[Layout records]
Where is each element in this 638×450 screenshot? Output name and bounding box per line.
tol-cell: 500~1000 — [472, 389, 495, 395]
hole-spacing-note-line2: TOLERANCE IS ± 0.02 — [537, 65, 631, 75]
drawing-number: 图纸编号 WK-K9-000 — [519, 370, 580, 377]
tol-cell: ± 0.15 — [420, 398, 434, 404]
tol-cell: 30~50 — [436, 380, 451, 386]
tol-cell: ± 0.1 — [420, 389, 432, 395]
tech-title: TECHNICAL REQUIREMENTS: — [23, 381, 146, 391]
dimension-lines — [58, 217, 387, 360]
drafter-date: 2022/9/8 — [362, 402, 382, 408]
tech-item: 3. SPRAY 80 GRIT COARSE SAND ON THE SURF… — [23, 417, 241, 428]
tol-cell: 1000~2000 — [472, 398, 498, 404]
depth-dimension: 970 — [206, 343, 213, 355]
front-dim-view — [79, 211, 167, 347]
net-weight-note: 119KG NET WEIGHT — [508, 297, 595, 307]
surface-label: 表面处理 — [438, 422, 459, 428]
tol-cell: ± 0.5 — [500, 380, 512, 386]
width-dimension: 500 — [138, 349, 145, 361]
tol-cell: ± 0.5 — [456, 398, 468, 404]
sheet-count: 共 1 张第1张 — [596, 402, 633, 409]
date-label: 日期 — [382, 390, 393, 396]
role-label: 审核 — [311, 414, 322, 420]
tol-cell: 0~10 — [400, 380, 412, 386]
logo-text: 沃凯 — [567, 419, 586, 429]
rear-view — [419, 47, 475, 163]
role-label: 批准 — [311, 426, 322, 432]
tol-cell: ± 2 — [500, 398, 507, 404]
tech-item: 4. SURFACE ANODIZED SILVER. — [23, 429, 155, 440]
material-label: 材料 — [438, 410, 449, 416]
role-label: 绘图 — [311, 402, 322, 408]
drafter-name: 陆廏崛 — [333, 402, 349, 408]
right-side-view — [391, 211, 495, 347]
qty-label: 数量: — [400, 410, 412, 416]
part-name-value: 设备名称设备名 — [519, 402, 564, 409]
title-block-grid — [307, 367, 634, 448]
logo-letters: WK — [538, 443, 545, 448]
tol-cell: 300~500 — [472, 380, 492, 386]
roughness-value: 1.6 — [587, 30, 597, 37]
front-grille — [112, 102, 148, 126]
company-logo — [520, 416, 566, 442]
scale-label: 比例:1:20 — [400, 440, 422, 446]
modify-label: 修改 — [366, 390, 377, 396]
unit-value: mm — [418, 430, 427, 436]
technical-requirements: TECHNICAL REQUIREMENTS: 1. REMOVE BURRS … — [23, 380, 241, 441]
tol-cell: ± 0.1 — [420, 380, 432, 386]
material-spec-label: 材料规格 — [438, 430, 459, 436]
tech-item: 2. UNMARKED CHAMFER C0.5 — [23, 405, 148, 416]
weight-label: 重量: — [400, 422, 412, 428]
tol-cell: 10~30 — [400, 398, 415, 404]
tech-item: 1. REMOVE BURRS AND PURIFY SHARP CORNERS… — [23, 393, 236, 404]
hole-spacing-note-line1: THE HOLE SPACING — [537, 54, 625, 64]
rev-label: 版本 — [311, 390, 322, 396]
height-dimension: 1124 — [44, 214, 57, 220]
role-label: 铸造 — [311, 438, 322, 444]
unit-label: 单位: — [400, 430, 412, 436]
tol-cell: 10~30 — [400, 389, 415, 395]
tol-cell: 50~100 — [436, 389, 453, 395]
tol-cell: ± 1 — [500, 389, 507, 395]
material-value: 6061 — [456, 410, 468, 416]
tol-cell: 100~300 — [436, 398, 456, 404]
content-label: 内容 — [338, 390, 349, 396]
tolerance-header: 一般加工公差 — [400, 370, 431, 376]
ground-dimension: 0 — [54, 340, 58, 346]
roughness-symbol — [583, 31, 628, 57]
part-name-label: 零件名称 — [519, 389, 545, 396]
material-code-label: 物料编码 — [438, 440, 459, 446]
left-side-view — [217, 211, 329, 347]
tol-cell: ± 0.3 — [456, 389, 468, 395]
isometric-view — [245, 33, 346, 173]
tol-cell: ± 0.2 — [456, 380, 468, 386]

> _What the task requires_
Reproduce the material unchanged, from its first line up to and including the line that contains "drawing-number: 图纸编号 WK-K9-000".

> _Exercise output_
Where is each element in this 638×450 screenshot? Output name and bounding box per line.
tol-cell: 500~1000 — [472, 389, 495, 395]
hole-spacing-note-line2: TOLERANCE IS ± 0.02 — [537, 65, 631, 75]
drawing-number: 图纸编号 WK-K9-000 — [519, 370, 580, 377]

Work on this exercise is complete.